* START Data in this exercise *

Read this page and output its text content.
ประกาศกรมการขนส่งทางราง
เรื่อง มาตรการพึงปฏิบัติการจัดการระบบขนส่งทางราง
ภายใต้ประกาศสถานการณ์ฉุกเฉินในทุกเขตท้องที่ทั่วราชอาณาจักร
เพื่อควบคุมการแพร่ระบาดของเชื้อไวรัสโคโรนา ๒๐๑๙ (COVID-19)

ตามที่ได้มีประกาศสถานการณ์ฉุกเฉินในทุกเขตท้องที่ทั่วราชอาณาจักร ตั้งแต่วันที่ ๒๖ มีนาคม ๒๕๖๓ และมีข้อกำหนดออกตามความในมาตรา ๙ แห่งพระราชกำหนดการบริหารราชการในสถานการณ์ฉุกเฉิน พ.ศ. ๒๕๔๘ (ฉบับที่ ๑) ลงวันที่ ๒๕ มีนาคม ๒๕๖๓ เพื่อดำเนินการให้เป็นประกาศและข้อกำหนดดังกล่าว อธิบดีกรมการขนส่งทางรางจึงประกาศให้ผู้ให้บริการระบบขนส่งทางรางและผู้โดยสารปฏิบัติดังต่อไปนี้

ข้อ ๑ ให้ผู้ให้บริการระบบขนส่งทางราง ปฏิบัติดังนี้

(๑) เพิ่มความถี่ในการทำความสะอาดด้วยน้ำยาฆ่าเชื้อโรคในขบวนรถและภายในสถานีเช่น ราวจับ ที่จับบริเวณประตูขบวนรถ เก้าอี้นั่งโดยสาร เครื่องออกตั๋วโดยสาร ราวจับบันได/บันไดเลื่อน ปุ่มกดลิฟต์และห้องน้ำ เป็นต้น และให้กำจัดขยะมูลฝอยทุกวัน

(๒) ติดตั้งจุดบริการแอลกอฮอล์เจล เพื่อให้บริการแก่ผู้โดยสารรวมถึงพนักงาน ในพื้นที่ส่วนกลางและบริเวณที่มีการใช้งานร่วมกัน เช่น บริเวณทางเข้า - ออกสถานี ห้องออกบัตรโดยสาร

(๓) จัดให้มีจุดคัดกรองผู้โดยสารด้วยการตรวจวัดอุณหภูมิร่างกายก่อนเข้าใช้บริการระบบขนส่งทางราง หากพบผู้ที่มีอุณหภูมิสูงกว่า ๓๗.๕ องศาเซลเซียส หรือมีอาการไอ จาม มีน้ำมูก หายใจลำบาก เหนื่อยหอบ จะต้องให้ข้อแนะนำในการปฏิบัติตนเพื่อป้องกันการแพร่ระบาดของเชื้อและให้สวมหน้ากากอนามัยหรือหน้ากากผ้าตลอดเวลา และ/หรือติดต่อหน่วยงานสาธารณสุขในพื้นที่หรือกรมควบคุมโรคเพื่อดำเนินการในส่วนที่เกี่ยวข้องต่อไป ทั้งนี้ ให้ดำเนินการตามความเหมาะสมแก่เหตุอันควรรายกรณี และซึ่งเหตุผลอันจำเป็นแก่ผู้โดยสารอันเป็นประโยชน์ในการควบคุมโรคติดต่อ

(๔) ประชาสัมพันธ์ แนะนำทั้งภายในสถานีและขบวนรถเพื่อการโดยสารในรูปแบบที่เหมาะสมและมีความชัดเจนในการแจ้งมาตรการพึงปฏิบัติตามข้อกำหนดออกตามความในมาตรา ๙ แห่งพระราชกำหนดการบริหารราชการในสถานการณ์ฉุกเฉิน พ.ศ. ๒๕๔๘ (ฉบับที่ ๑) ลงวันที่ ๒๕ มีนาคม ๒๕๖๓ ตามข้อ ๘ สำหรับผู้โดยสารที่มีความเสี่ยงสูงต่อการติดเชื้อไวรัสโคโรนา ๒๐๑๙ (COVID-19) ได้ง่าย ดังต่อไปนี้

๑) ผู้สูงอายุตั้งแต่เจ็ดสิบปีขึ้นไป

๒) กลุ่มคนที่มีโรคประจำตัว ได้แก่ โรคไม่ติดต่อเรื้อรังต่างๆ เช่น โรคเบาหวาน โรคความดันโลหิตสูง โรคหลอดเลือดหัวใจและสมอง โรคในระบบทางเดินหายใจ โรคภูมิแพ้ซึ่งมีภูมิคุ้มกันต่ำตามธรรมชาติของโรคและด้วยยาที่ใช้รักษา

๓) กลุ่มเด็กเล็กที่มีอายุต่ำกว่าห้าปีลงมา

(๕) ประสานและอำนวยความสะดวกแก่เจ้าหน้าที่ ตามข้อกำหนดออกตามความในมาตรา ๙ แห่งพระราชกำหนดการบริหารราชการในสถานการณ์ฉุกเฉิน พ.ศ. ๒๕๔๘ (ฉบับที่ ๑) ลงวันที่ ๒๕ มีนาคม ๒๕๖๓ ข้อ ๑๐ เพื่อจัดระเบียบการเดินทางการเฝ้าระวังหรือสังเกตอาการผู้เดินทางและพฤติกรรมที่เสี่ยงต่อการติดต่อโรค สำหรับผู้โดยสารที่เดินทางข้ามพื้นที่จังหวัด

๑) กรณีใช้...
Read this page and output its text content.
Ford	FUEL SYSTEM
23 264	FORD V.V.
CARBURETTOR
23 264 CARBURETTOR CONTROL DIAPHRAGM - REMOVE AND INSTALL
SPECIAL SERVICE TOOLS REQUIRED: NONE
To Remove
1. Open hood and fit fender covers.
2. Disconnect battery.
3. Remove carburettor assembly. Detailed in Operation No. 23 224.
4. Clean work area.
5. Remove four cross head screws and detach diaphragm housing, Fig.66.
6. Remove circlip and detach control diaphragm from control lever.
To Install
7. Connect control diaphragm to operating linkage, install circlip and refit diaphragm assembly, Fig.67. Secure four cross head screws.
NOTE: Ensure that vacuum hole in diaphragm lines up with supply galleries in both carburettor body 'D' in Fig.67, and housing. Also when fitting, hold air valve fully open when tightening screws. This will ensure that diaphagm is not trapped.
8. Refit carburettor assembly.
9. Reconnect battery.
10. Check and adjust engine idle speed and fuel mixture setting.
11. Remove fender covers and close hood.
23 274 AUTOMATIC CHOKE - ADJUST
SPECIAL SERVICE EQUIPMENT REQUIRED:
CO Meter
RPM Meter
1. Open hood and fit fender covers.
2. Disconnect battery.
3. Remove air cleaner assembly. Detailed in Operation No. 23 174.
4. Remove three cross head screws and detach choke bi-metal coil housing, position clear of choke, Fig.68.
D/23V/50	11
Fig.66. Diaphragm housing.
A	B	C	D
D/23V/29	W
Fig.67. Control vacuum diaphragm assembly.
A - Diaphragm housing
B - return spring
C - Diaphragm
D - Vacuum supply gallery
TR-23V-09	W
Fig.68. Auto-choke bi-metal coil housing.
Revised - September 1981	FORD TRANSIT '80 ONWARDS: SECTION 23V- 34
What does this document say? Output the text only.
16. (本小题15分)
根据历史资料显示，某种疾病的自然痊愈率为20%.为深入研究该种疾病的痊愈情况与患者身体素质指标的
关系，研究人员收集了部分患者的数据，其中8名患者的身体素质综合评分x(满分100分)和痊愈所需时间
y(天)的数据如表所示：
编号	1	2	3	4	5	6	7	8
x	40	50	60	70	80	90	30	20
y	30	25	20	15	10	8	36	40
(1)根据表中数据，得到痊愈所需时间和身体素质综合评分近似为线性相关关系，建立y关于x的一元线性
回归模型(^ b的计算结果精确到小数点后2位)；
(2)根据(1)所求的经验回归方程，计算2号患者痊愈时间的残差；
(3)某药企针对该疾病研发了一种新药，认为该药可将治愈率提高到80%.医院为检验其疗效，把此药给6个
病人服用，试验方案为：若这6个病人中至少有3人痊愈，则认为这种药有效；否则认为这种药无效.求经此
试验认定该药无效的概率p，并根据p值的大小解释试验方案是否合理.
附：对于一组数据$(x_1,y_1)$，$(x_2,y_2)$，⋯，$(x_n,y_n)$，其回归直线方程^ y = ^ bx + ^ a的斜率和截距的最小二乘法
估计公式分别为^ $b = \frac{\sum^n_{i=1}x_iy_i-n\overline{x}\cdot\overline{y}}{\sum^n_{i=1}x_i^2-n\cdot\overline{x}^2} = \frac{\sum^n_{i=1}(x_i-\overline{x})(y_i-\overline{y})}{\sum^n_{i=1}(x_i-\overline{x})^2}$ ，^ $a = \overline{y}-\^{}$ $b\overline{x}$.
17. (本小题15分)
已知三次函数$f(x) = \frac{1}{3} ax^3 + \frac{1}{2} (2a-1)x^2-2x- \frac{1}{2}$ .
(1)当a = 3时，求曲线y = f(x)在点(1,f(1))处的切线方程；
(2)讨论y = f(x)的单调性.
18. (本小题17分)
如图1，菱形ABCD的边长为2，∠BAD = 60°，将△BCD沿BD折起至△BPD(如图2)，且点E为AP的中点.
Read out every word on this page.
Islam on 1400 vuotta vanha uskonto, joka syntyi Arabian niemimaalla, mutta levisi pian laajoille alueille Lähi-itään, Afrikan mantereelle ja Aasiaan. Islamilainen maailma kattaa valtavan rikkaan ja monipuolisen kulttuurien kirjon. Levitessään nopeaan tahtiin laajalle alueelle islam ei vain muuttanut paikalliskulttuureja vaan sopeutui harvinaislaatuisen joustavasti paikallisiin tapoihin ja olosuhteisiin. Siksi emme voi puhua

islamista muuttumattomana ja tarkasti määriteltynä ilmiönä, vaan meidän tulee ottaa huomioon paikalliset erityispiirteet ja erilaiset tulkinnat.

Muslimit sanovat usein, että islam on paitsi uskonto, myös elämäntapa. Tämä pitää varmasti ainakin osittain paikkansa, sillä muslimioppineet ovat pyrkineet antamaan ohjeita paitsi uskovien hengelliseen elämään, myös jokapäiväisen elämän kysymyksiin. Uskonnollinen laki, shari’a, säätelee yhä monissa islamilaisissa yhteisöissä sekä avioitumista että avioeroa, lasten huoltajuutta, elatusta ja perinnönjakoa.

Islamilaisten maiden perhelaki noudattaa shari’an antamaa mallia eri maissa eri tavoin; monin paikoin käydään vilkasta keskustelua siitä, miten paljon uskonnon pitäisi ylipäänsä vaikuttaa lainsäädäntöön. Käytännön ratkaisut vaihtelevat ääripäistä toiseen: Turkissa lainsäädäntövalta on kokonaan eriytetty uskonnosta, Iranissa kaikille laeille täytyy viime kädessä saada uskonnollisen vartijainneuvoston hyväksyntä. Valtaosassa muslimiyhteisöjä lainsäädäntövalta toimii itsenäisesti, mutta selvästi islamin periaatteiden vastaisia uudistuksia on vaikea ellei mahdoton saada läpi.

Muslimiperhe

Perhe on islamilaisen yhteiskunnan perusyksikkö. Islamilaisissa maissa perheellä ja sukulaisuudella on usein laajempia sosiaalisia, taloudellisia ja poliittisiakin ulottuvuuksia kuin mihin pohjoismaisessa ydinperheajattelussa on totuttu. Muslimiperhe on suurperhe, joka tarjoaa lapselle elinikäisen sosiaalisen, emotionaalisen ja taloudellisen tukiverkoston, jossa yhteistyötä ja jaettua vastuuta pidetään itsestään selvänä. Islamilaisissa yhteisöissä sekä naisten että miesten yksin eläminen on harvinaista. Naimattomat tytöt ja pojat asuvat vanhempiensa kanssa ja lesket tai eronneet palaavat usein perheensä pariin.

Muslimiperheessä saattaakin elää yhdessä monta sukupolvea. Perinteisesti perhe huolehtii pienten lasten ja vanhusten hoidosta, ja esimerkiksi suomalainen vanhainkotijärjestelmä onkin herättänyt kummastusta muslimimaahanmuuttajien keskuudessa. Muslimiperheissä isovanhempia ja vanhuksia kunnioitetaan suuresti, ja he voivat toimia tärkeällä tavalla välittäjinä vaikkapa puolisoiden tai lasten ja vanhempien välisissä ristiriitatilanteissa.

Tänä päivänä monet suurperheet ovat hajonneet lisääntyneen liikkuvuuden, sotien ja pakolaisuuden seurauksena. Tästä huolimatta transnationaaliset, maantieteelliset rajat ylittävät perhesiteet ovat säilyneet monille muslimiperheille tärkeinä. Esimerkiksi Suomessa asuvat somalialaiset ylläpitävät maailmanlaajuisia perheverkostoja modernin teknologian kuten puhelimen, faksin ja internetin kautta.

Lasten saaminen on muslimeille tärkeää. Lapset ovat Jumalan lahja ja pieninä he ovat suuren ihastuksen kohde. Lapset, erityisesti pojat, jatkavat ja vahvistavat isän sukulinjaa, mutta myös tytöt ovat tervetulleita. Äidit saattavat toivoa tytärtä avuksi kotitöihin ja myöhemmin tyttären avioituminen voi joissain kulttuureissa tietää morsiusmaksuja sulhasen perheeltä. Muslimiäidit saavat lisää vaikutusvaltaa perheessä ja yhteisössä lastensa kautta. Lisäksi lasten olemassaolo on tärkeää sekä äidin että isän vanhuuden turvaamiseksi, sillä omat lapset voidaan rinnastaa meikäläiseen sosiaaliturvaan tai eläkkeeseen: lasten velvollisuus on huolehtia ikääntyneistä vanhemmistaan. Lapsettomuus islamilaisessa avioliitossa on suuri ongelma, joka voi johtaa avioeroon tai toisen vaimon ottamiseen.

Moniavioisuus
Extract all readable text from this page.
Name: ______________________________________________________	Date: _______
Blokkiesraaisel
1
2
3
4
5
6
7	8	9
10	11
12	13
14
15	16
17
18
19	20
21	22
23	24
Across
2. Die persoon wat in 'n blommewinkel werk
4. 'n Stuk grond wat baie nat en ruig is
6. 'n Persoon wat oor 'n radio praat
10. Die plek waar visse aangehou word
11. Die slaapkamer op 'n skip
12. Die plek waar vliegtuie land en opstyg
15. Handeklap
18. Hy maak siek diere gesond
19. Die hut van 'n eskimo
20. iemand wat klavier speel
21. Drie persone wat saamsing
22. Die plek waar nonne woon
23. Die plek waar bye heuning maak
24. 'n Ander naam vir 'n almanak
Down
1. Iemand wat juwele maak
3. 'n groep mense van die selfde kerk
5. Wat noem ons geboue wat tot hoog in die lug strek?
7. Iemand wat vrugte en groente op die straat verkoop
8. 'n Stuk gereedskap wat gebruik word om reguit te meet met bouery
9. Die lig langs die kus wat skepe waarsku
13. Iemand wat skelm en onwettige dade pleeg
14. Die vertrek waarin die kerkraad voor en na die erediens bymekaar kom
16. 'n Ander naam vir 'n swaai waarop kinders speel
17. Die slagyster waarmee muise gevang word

* END Data in this exercise *

▶ _Problem to solve_
Read through the data and copy every line where "assembly" shows up.

▶ _Written response_
3. Remove carburettor assembly. Detailed in Operation No. 23 224.
7. Connect control diaphragm to operating linkage, install circlip and refit diaphragm assembly, Fig.67. Secure four cross head screws.
8. Refit carburettor assembly.
3. Remove air cleaner assembly. Detailed in Operation No. 23 174.
Fig.67. Control vacuum diaphragm assembly.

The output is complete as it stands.